Records to process section start
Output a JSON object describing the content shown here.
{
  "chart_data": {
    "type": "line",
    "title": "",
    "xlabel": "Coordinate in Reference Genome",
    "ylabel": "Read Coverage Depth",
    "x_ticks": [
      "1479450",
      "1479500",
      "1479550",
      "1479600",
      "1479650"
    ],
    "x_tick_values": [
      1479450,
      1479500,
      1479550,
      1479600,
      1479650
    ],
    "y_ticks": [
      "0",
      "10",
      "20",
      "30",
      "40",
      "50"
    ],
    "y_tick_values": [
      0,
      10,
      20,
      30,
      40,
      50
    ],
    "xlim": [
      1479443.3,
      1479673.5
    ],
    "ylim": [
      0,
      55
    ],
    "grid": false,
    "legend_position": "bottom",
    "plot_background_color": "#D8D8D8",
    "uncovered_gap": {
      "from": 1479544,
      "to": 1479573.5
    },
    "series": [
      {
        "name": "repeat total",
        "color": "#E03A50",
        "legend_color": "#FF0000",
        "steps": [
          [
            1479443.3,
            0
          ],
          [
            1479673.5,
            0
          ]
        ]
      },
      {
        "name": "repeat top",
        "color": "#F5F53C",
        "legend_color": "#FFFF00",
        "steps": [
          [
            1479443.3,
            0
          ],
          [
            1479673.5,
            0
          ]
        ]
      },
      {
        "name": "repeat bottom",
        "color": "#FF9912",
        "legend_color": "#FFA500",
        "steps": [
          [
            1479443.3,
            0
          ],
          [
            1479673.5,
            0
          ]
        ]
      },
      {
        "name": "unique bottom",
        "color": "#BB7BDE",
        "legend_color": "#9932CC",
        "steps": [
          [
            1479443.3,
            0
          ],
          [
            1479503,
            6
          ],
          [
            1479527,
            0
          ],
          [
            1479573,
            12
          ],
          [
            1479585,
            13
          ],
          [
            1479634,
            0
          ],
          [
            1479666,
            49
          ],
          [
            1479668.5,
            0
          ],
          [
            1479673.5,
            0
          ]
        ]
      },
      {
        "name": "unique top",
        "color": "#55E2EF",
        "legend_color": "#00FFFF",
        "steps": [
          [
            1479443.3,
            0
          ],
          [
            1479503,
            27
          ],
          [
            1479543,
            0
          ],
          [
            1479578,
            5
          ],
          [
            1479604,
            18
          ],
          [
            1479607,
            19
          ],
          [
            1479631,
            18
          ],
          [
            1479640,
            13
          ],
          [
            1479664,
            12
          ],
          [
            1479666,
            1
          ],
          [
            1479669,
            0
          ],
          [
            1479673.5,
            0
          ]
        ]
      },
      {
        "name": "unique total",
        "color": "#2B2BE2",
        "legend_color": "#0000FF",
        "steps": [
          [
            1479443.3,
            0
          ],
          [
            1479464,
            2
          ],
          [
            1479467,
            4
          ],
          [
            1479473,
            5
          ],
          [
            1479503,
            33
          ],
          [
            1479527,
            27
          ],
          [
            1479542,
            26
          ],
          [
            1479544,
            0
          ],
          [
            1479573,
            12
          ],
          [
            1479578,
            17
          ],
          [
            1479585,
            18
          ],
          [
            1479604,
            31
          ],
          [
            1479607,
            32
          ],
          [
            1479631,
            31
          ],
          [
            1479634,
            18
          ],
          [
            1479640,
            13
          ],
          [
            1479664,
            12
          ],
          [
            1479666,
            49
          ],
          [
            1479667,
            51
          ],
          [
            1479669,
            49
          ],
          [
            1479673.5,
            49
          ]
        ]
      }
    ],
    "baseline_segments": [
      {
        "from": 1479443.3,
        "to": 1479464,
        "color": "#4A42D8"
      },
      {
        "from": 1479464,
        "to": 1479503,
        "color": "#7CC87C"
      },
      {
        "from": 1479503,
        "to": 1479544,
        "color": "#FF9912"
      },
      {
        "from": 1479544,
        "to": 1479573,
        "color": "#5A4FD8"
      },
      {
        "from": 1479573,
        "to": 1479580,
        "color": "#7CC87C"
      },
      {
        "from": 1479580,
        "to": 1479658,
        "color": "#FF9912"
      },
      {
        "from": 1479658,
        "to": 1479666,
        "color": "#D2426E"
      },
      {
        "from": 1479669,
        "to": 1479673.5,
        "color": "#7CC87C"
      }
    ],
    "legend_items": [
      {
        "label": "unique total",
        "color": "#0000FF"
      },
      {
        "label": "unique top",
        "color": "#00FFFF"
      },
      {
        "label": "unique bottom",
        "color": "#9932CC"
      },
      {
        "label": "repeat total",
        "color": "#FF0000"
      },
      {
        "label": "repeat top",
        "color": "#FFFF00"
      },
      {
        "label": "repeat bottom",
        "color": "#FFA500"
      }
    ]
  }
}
Records to process section end
**Task instructions**
From the entries above, tally the lines that contain the string "repeat". Report the total and nothing more.

**Written reply**
6